What needs to be done: Scan the lines below for the string "cultural" and copy every one that has it.

Source data:
┄┄┄┄┄┄┄┄┄┄┄┄┄┄┄┄┄┄┄┄
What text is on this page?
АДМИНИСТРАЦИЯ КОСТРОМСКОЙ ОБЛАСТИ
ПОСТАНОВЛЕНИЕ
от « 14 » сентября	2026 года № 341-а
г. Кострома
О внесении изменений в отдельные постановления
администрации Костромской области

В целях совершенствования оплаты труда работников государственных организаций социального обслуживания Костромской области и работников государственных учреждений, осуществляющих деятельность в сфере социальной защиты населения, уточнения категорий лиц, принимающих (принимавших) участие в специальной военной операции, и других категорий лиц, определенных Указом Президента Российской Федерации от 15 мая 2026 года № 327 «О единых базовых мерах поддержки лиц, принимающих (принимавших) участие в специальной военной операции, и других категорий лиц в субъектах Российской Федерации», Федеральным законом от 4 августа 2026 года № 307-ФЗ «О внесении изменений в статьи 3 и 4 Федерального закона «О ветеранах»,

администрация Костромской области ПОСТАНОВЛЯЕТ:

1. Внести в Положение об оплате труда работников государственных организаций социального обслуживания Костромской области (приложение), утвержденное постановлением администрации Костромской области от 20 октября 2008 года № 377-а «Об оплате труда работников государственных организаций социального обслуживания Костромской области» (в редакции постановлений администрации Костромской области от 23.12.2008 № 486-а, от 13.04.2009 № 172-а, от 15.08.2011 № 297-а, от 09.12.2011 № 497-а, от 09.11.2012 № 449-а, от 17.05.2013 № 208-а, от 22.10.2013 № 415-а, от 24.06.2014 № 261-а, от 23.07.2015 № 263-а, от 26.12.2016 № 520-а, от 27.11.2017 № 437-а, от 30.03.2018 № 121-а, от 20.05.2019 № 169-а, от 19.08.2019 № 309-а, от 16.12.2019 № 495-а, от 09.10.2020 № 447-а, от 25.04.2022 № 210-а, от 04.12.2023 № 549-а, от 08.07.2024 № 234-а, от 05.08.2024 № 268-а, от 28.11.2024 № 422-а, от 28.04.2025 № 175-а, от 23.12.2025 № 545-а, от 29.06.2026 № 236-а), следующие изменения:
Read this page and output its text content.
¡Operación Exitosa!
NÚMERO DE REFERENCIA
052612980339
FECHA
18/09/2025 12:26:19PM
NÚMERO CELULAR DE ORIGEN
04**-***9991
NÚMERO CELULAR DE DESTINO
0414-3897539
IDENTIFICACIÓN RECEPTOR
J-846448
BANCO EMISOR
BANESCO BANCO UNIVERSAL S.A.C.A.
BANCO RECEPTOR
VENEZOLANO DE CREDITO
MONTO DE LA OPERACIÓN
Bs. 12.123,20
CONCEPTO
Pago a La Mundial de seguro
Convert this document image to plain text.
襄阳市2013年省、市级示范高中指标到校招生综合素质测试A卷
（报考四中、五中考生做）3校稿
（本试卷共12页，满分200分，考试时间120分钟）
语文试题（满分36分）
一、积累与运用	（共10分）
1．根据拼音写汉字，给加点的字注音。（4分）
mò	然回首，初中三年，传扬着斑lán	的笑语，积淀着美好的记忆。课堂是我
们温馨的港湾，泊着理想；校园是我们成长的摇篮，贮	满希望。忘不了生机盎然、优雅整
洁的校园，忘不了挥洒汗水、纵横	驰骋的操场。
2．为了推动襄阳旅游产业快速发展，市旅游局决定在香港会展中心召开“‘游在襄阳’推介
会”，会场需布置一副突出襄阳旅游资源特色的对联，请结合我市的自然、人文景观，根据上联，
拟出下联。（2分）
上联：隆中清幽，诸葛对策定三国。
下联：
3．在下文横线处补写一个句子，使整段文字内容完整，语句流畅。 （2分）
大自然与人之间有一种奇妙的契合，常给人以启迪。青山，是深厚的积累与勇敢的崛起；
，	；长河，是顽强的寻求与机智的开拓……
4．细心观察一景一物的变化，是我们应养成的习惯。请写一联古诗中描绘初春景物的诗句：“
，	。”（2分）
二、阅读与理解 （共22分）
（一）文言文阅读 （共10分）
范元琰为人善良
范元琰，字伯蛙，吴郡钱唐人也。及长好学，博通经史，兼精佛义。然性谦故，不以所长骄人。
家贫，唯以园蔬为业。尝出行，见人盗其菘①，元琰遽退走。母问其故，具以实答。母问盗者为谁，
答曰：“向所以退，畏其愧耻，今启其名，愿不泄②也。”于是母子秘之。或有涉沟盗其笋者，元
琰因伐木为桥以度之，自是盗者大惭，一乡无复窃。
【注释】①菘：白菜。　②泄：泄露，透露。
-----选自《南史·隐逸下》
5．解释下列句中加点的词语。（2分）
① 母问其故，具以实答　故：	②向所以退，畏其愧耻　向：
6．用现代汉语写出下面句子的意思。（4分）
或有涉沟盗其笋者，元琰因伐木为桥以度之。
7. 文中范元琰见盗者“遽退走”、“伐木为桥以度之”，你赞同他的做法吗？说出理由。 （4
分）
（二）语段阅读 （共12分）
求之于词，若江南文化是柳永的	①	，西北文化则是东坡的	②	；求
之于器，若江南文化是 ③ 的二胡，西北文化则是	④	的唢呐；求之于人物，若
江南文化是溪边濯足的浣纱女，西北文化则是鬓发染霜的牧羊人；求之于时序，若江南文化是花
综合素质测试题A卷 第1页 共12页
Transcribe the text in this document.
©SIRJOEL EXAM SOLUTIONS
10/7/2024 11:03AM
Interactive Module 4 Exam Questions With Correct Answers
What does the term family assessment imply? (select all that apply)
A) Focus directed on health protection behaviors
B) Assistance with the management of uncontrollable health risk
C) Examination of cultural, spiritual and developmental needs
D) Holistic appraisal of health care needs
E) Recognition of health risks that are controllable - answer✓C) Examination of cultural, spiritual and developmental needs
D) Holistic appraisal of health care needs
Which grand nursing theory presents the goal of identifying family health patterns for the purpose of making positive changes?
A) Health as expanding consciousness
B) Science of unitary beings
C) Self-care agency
┄┄┄┄┄┄┄┄┄┄┄┄┄┄┄┄┄┄┄┄
Output:
C) Examination of cultural, spiritual and developmental needs
E) Recognition of health risks that are controllable - answer✓C) Examination of cultural, spiritual and developmental needs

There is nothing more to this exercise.